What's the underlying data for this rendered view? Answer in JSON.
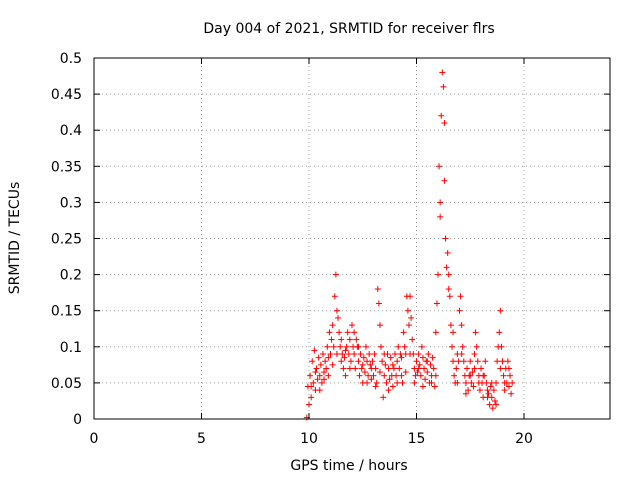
{
  "chart_data": {
    "type": "scatter",
    "title": "Day 004 of 2021, SRMTID for receiver flrs",
    "xlabel": "GPS time / hours",
    "ylabel": "SRMTID / TECUs",
    "xlim": [
      0,
      24
    ],
    "ylim": [
      0,
      0.5
    ],
    "xticks": [
      0,
      5,
      10,
      15,
      20
    ],
    "yticks": [
      0,
      0.05,
      0.1,
      0.15,
      0.2,
      0.25,
      0.3,
      0.35,
      0.4,
      0.45,
      0.5
    ],
    "grid": true,
    "marker": "plus",
    "series": [
      {
        "color": "#ff0000",
        "points": [
          [
            9.9,
            0.002
          ],
          [
            9.95,
            0.045
          ],
          [
            10.0,
            0.02
          ],
          [
            10.05,
            0.06
          ],
          [
            10.1,
            0.03
          ],
          [
            10.15,
            0.08
          ],
          [
            10.2,
            0.05
          ],
          [
            10.25,
            0.095
          ],
          [
            10.3,
            0.04
          ],
          [
            10.35,
            0.07
          ],
          [
            10.4,
            0.055
          ],
          [
            10.45,
            0.085
          ],
          [
            10.5,
            0.06
          ],
          [
            10.55,
            0.075
          ],
          [
            10.6,
            0.05
          ],
          [
            10.65,
            0.09
          ],
          [
            10.7,
            0.065
          ],
          [
            10.75,
            0.08
          ],
          [
            10.8,
            0.07
          ],
          [
            10.85,
            0.1
          ],
          [
            10.9,
            0.085
          ],
          [
            10.95,
            0.12
          ],
          [
            11.0,
            0.09
          ],
          [
            11.05,
            0.11
          ],
          [
            11.1,
            0.13
          ],
          [
            11.15,
            0.1
          ],
          [
            11.2,
            0.17
          ],
          [
            11.25,
            0.2
          ],
          [
            11.3,
            0.15
          ],
          [
            11.35,
            0.14
          ],
          [
            11.4,
            0.12
          ],
          [
            11.45,
            0.1
          ],
          [
            11.5,
            0.08
          ],
          [
            11.55,
            0.09
          ],
          [
            11.6,
            0.07
          ],
          [
            11.65,
            0.085
          ],
          [
            11.7,
            0.06
          ],
          [
            11.75,
            0.1
          ],
          [
            11.8,
            0.12
          ],
          [
            11.85,
            0.09
          ],
          [
            11.9,
            0.11
          ],
          [
            11.95,
            0.08
          ],
          [
            12.0,
            0.13
          ],
          [
            12.05,
            0.1
          ],
          [
            12.1,
            0.09
          ],
          [
            12.15,
            0.07
          ],
          [
            12.2,
            0.11
          ],
          [
            12.25,
            0.1
          ],
          [
            12.3,
            0.08
          ],
          [
            12.35,
            0.06
          ],
          [
            12.4,
            0.09
          ],
          [
            12.45,
            0.07
          ],
          [
            12.5,
            0.05
          ],
          [
            12.55,
            0.085
          ],
          [
            12.6,
            0.065
          ],
          [
            12.65,
            0.1
          ],
          [
            12.7,
            0.08
          ],
          [
            12.75,
            0.06
          ],
          [
            12.8,
            0.09
          ],
          [
            12.85,
            0.075
          ],
          [
            12.9,
            0.055
          ],
          [
            12.95,
            0.08
          ],
          [
            13.0,
            0.06
          ],
          [
            13.05,
            0.09
          ],
          [
            13.1,
            0.07
          ],
          [
            13.15,
            0.05
          ],
          [
            13.2,
            0.18
          ],
          [
            13.25,
            0.16
          ],
          [
            13.3,
            0.13
          ],
          [
            13.35,
            0.1
          ],
          [
            13.4,
            0.08
          ],
          [
            13.45,
            0.03
          ],
          [
            13.5,
            0.06
          ],
          [
            13.55,
            0.075
          ],
          [
            13.6,
            0.05
          ],
          [
            13.65,
            0.09
          ],
          [
            13.7,
            0.07
          ],
          [
            13.75,
            0.055
          ],
          [
            13.8,
            0.085
          ],
          [
            13.85,
            0.06
          ],
          [
            13.9,
            0.045
          ],
          [
            13.95,
            0.07
          ],
          [
            14.0,
            0.09
          ],
          [
            14.05,
            0.06
          ],
          [
            14.1,
            0.08
          ],
          [
            14.15,
            0.1
          ],
          [
            14.2,
            0.07
          ],
          [
            14.25,
            0.09
          ],
          [
            14.3,
            0.06
          ],
          [
            14.35,
            0.05
          ],
          [
            14.4,
            0.12
          ],
          [
            14.45,
            0.1
          ],
          [
            14.5,
            0.09
          ],
          [
            14.55,
            0.17
          ],
          [
            14.6,
            0.15
          ],
          [
            14.65,
            0.13
          ],
          [
            14.7,
            0.17
          ],
          [
            14.75,
            0.14
          ],
          [
            14.8,
            0.11
          ],
          [
            14.85,
            0.09
          ],
          [
            14.9,
            0.07
          ],
          [
            14.95,
            0.06
          ],
          [
            15.0,
            0.08
          ],
          [
            15.05,
            0.065
          ],
          [
            15.1,
            0.09
          ],
          [
            15.15,
            0.075
          ],
          [
            15.2,
            0.06
          ],
          [
            15.25,
            0.1
          ],
          [
            15.3,
            0.085
          ],
          [
            15.35,
            0.07
          ],
          [
            15.4,
            0.055
          ],
          [
            15.45,
            0.08
          ],
          [
            15.5,
            0.065
          ],
          [
            15.55,
            0.09
          ],
          [
            15.6,
            0.05
          ],
          [
            15.65,
            0.075
          ],
          [
            15.7,
            0.06
          ],
          [
            15.75,
            0.085
          ],
          [
            15.8,
            0.07
          ],
          [
            15.85,
            0.045
          ],
          [
            15.9,
            0.12
          ],
          [
            15.95,
            0.16
          ],
          [
            16.0,
            0.2
          ],
          [
            16.05,
            0.35
          ],
          [
            16.1,
            0.3
          ],
          [
            16.15,
            0.42
          ],
          [
            16.2,
            0.48
          ],
          [
            16.25,
            0.46
          ],
          [
            16.3,
            0.41
          ],
          [
            16.35,
            0.25
          ],
          [
            16.4,
            0.21
          ],
          [
            16.45,
            0.23
          ],
          [
            16.5,
            0.18
          ],
          [
            16.55,
            0.17
          ],
          [
            16.6,
            0.13
          ],
          [
            16.65,
            0.1
          ],
          [
            16.7,
            0.08
          ],
          [
            16.75,
            0.06
          ],
          [
            16.8,
            0.05
          ],
          [
            16.85,
            0.07
          ],
          [
            16.9,
            0.09
          ],
          [
            16.95,
            0.08
          ],
          [
            17.0,
            0.15
          ],
          [
            17.05,
            0.17
          ],
          [
            17.1,
            0.13
          ],
          [
            17.15,
            0.1
          ],
          [
            17.2,
            0.08
          ],
          [
            17.25,
            0.06
          ],
          [
            17.3,
            0.05
          ],
          [
            17.35,
            0.07
          ],
          [
            17.4,
            0.04
          ],
          [
            17.45,
            0.06
          ],
          [
            17.5,
            0.08
          ],
          [
            17.55,
            0.05
          ],
          [
            17.6,
            0.065
          ],
          [
            17.65,
            0.045
          ],
          [
            17.7,
            0.07
          ],
          [
            17.75,
            0.12
          ],
          [
            17.8,
            0.1
          ],
          [
            17.85,
            0.08
          ],
          [
            17.9,
            0.06
          ],
          [
            17.95,
            0.04
          ],
          [
            18.0,
            0.07
          ],
          [
            18.05,
            0.05
          ],
          [
            18.1,
            0.03
          ],
          [
            18.15,
            0.06
          ],
          [
            18.2,
            0.08
          ],
          [
            18.25,
            0.05
          ],
          [
            18.3,
            0.04
          ],
          [
            18.35,
            0.035
          ],
          [
            18.4,
            0.02
          ],
          [
            18.45,
            0.045
          ],
          [
            18.5,
            0.03
          ],
          [
            18.55,
            0.015
          ],
          [
            18.6,
            0.04
          ],
          [
            18.65,
            0.025
          ],
          [
            18.7,
            0.05
          ],
          [
            18.75,
            0.08
          ],
          [
            18.8,
            0.1
          ],
          [
            18.85,
            0.12
          ],
          [
            18.9,
            0.15
          ],
          [
            18.95,
            0.1
          ],
          [
            19.0,
            0.08
          ],
          [
            19.05,
            0.06
          ],
          [
            19.1,
            0.04
          ],
          [
            19.15,
            0.07
          ],
          [
            19.2,
            0.05
          ],
          [
            19.25,
            0.08
          ],
          [
            19.3,
            0.045
          ],
          [
            19.35,
            0.06
          ],
          [
            19.4,
            0.035
          ],
          [
            19.45,
            0.05
          ],
          [
            10.1,
            0.045
          ],
          [
            10.3,
            0.065
          ],
          [
            10.5,
            0.04
          ],
          [
            10.7,
            0.055
          ],
          [
            10.9,
            0.06
          ],
          [
            11.1,
            0.075
          ],
          [
            11.3,
            0.09
          ],
          [
            11.5,
            0.11
          ],
          [
            11.7,
            0.095
          ],
          [
            11.9,
            0.07
          ],
          [
            12.1,
            0.12
          ],
          [
            12.3,
            0.1
          ],
          [
            12.5,
            0.075
          ],
          [
            12.7,
            0.05
          ],
          [
            12.9,
            0.07
          ],
          [
            13.1,
            0.045
          ],
          [
            13.3,
            0.065
          ],
          [
            13.5,
            0.09
          ],
          [
            13.7,
            0.04
          ],
          [
            13.9,
            0.075
          ],
          [
            14.1,
            0.05
          ],
          [
            14.3,
            0.085
          ],
          [
            14.5,
            0.065
          ],
          [
            14.7,
            0.09
          ],
          [
            14.9,
            0.05
          ],
          [
            15.1,
            0.07
          ],
          [
            15.3,
            0.045
          ],
          [
            15.5,
            0.08
          ],
          [
            15.7,
            0.05
          ],
          [
            15.9,
            0.06
          ],
          [
            16.1,
            0.28
          ],
          [
            16.3,
            0.33
          ],
          [
            16.5,
            0.2
          ],
          [
            16.7,
            0.12
          ],
          [
            16.9,
            0.05
          ],
          [
            17.1,
            0.09
          ],
          [
            17.3,
            0.035
          ],
          [
            17.5,
            0.06
          ],
          [
            17.7,
            0.09
          ],
          [
            17.9,
            0.05
          ],
          [
            18.1,
            0.06
          ],
          [
            18.3,
            0.03
          ],
          [
            18.5,
            0.05
          ],
          [
            18.7,
            0.02
          ],
          [
            18.9,
            0.07
          ],
          [
            19.1,
            0.05
          ],
          [
            19.3,
            0.07
          ]
        ]
      }
    ]
  }
}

....

Search the data for the string "SRMTID" and copy each line where it appears.

    "title": "Day 004 of 2021, SRMTID for receiver flrs",
    "ylabel": "SRMTID / TECUs",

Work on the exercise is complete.